[DATA ENTRIES start]

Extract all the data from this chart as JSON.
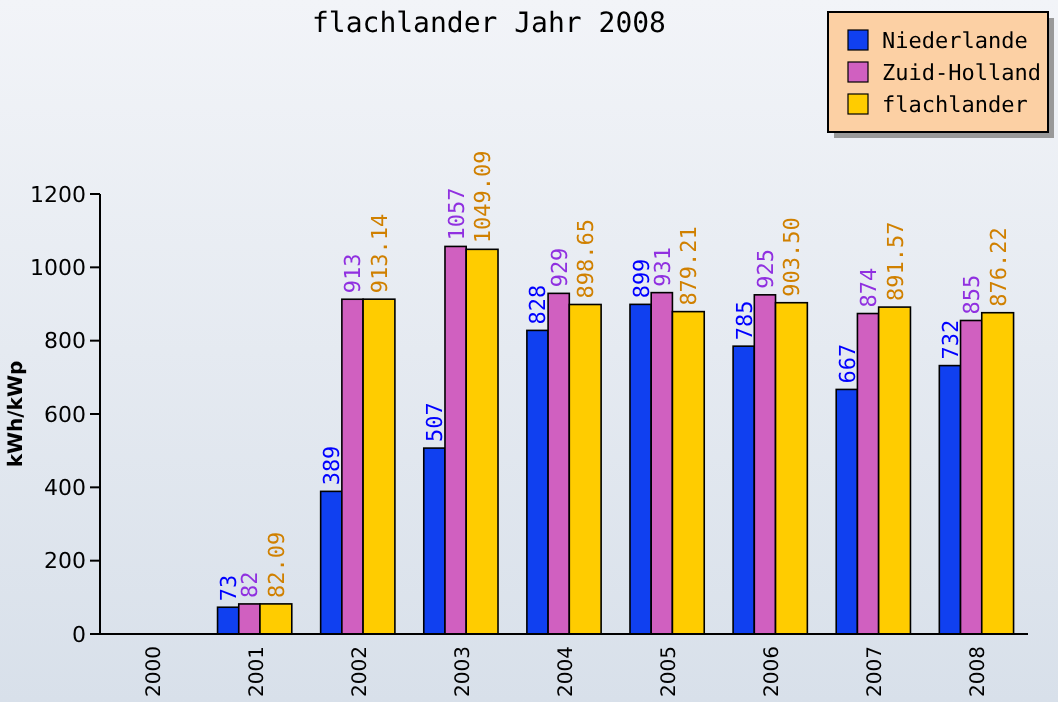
{
  "chart_data": {
    "type": "bar",
    "title": "flachlander Jahr 2008",
    "ylabel": "kWh/kWp",
    "categories": [
      "2000",
      "2001",
      "2002",
      "2003",
      "2004",
      "2005",
      "2006",
      "2007",
      "2008"
    ],
    "series": [
      {
        "name": "Niederlande",
        "color": "#1040f0",
        "values": [
          null,
          73,
          389,
          507,
          828,
          899,
          785,
          667,
          732
        ],
        "value_labels": [
          null,
          "73",
          "389",
          "507",
          "828",
          "899",
          "785",
          "667",
          "732"
        ]
      },
      {
        "name": "Zuid-Holland",
        "color": "#d060c0",
        "values": [
          null,
          82,
          913,
          1057,
          929,
          931,
          925,
          874,
          855
        ],
        "value_labels": [
          null,
          "82",
          "913",
          "1057",
          "929",
          "931",
          "925",
          "874",
          "855"
        ]
      },
      {
        "name": "flachlander",
        "color": "#ffcc00",
        "values": [
          null,
          82.09,
          913.14,
          1049.09,
          898.65,
          879.21,
          903.5,
          891.57,
          876.22
        ],
        "value_labels": [
          null,
          "82.09",
          "913.14",
          "1049.09",
          "898.65",
          "879.21",
          "903.50",
          "891.57",
          "876.22"
        ]
      }
    ],
    "ylim": [
      0,
      1200
    ],
    "yticks": [
      0,
      200,
      400,
      600,
      800,
      1000,
      1200
    ],
    "grid": false,
    "legend": "top right"
  }
}
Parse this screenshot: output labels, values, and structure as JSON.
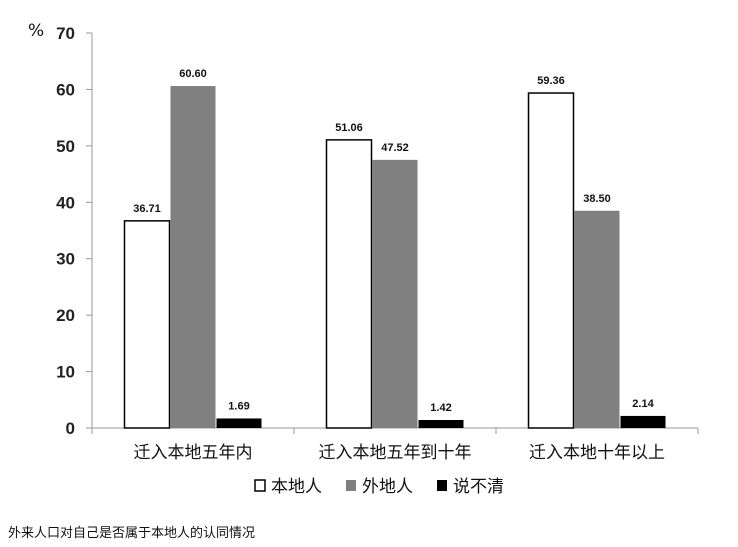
{
  "chart_data": {
    "type": "bar",
    "unit_label": "%",
    "categories": [
      "迁入本地五年内",
      "迁入本地五年到十年",
      "迁入本地十年以上"
    ],
    "series": [
      {
        "name": "本地人",
        "values": [
          36.71,
          51.06,
          59.36
        ],
        "labels": [
          "36.71",
          "51.06",
          "59.36"
        ],
        "color": "#ffffff"
      },
      {
        "name": "外地人",
        "values": [
          60.6,
          47.52,
          38.5
        ],
        "labels": [
          "60.60",
          "47.52",
          "38.50"
        ],
        "color": "#808080"
      },
      {
        "name": "说不清",
        "values": [
          1.69,
          1.42,
          2.14
        ],
        "labels": [
          "1.69",
          "1.42",
          "2.14"
        ],
        "color": "#000000"
      }
    ],
    "ylim": [
      0,
      70
    ],
    "yticks": [
      0,
      10,
      20,
      30,
      40,
      50,
      60,
      70
    ],
    "grid": false,
    "legend_position": "bottom"
  },
  "caption": "外来人口对自己是否属于本地人的认同情况"
}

[DATA ENTRIES end]

● TASK DIRECTIONS
Identify each line in the records above containing the word "color"; copy those lines.

● WRITTEN ANSWER
        "color": "#1040f0",
        "color": "#d060c0",
        "color": "#ffcc00",
        "color": "#ffffff"
        "color": "#808080"
        "color": "#000000"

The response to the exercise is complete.